**Short exercise**. Write out every line of the listing below exactly as it appears, omitting the pictures from your answer.

— start —

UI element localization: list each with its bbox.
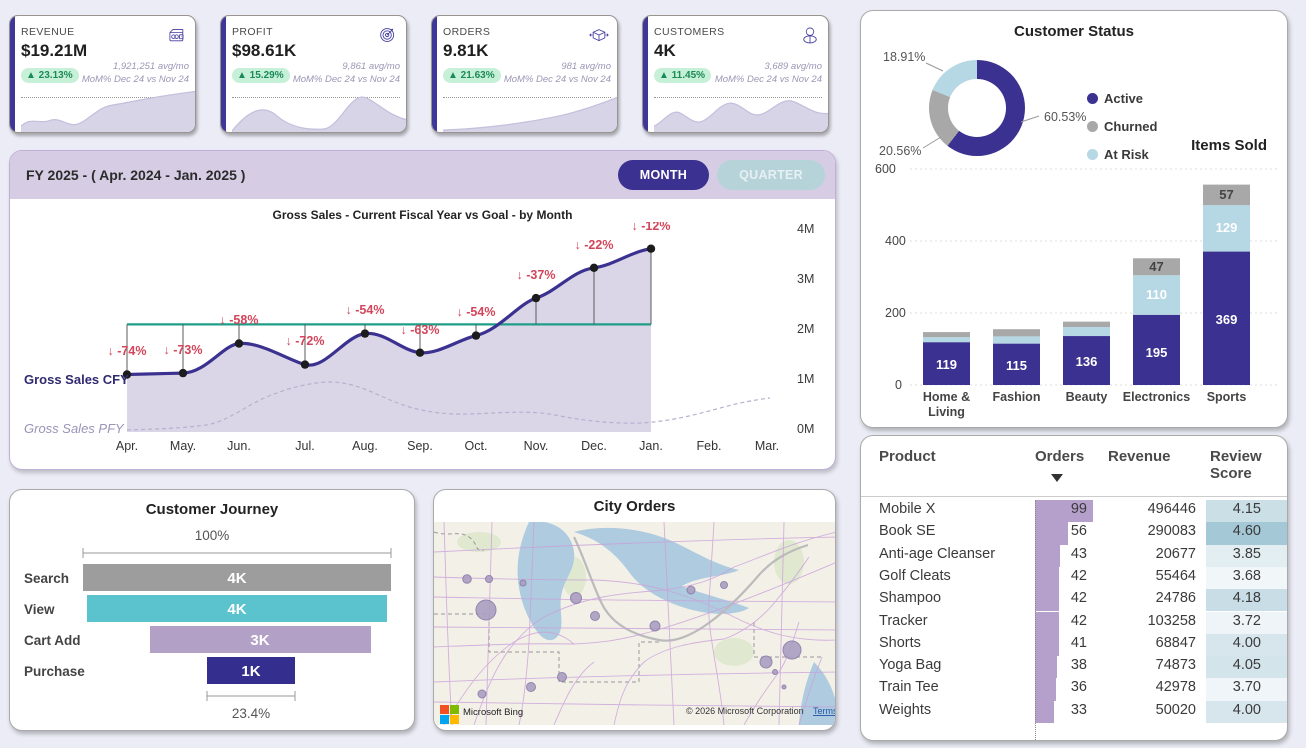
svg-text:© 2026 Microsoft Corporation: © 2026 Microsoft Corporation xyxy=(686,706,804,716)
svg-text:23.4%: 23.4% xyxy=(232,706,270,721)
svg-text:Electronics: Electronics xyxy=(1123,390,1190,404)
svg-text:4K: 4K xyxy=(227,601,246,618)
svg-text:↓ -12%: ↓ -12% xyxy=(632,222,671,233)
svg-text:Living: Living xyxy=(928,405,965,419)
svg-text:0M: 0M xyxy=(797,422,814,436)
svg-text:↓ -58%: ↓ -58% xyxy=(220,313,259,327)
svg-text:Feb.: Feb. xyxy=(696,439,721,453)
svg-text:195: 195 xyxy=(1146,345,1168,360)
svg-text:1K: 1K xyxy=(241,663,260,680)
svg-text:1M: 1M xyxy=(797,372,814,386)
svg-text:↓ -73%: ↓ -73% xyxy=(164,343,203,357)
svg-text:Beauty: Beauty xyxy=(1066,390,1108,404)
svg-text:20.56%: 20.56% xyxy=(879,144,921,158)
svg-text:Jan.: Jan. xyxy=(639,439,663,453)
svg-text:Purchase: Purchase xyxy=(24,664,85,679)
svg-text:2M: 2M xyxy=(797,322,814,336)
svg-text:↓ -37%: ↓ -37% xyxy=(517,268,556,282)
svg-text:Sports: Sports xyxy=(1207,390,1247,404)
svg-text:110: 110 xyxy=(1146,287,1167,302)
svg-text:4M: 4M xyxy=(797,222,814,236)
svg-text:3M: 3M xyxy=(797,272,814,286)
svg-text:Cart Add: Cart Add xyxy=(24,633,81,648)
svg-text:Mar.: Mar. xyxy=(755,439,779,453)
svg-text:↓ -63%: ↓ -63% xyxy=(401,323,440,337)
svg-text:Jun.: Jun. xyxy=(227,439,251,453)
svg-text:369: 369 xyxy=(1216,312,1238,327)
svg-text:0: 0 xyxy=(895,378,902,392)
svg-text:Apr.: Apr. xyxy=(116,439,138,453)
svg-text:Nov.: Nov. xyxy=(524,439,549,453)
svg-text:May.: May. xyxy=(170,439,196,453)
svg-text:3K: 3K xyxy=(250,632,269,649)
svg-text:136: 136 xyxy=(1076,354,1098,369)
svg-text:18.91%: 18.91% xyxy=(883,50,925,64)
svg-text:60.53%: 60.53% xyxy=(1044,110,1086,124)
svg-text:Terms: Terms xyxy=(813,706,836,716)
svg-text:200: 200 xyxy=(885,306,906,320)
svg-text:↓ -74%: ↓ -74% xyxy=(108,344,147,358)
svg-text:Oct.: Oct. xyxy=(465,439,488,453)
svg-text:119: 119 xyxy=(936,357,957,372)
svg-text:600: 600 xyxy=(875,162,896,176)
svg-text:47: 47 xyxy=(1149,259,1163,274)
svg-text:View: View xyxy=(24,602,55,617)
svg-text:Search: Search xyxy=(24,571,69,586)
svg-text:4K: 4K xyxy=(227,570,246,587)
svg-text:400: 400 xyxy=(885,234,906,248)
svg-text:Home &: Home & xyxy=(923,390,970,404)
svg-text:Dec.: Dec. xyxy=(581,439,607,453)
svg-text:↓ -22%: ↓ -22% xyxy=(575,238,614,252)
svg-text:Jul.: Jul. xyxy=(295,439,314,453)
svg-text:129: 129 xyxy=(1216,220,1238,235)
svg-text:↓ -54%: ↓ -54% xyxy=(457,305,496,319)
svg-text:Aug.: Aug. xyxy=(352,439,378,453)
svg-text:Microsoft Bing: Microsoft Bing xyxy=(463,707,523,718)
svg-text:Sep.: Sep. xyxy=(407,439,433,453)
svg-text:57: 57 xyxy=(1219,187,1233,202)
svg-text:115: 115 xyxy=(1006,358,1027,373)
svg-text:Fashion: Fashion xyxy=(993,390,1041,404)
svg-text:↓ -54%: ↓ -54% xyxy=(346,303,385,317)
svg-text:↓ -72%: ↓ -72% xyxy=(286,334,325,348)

— end —

**Problem solution**.
UI element localization: list each with its bbox.
svg-text:© 2026 Microsoft Corporation: © 2026 Microsoft Corporation xyxy=(686,706,804,716)
svg-text:23.4%: 23.4% xyxy=(232,706,270,721)
svg-text:Electronics: Electronics xyxy=(1123,390,1190,404)
svg-text:4K: 4K xyxy=(227,601,246,618)
svg-text:↓ -12%: ↓ -12% xyxy=(632,222,671,233)
svg-text:Living: Living xyxy=(928,405,965,419)
svg-text:0M: 0M xyxy=(797,422,814,436)
svg-text:↓ -58%: ↓ -58% xyxy=(220,313,259,327)
svg-text:Feb.: Feb. xyxy=(696,439,721,453)
svg-text:195: 195 xyxy=(1146,345,1168,360)
svg-text:1K: 1K xyxy=(241,663,260,680)
svg-text:1M: 1M xyxy=(797,372,814,386)
svg-text:↓ -73%: ↓ -73% xyxy=(164,343,203,357)
svg-text:Beauty: Beauty xyxy=(1066,390,1108,404)
svg-text:20.56%: 20.56% xyxy=(879,144,921,158)
svg-text:Jan.: Jan. xyxy=(639,439,663,453)
svg-text:Purchase: Purchase xyxy=(24,664,85,679)
svg-text:2M: 2M xyxy=(797,322,814,336)
svg-text:↓ -37%: ↓ -37% xyxy=(517,268,556,282)
svg-text:Sports: Sports xyxy=(1207,390,1247,404)
svg-text:110: 110 xyxy=(1146,287,1167,302)
svg-text:4M: 4M xyxy=(797,222,814,236)
svg-text:3M: 3M xyxy=(797,272,814,286)
svg-text:Cart Add: Cart Add xyxy=(24,633,81,648)
svg-text:Mar.: Mar. xyxy=(755,439,779,453)
svg-text:↓ -63%: ↓ -63% xyxy=(401,323,440,337)
svg-text:Jun.: Jun. xyxy=(227,439,251,453)
svg-text:369: 369 xyxy=(1216,312,1238,327)
svg-text:0: 0 xyxy=(895,378,902,392)
svg-text:Apr.: Apr. xyxy=(116,439,138,453)
svg-text:Nov.: Nov. xyxy=(524,439,549,453)
svg-text:May.: May. xyxy=(170,439,196,453)
svg-text:3K: 3K xyxy=(250,632,269,649)
svg-text:136: 136 xyxy=(1076,354,1098,369)
svg-text:18.91%: 18.91% xyxy=(883,50,925,64)
svg-text:60.53%: 60.53% xyxy=(1044,110,1086,124)
svg-text:Terms: Terms xyxy=(813,706,836,716)
svg-text:200: 200 xyxy=(885,306,906,320)
svg-text:↓ -74%: ↓ -74% xyxy=(108,344,147,358)
svg-text:Oct.: Oct. xyxy=(465,439,488,453)
svg-text:119: 119 xyxy=(936,357,957,372)
svg-text:600: 600 xyxy=(875,162,896,176)
svg-text:47: 47 xyxy=(1149,259,1163,274)
svg-text:View: View xyxy=(24,602,55,617)
svg-text:Search: Search xyxy=(24,571,69,586)
svg-text:4K: 4K xyxy=(227,570,246,587)
svg-text:400: 400 xyxy=(885,234,906,248)
svg-text:Home &: Home & xyxy=(923,390,970,404)
svg-text:Dec.: Dec. xyxy=(581,439,607,453)
svg-text:↓ -22%: ↓ -22% xyxy=(575,238,614,252)
svg-text:Jul.: Jul. xyxy=(295,439,314,453)
svg-text:129: 129 xyxy=(1216,220,1238,235)
svg-text:↓ -54%: ↓ -54% xyxy=(457,305,496,319)
svg-text:Aug.: Aug. xyxy=(352,439,378,453)
svg-text:Microsoft Bing: Microsoft Bing xyxy=(463,707,523,718)
svg-text:Sep.: Sep. xyxy=(407,439,433,453)
svg-text:57: 57 xyxy=(1219,187,1233,202)
svg-text:115: 115 xyxy=(1006,358,1027,373)
svg-text:Fashion: Fashion xyxy=(993,390,1041,404)
svg-text:↓ -54%: ↓ -54% xyxy=(346,303,385,317)
svg-text:↓ -72%: ↓ -72% xyxy=(286,334,325,348)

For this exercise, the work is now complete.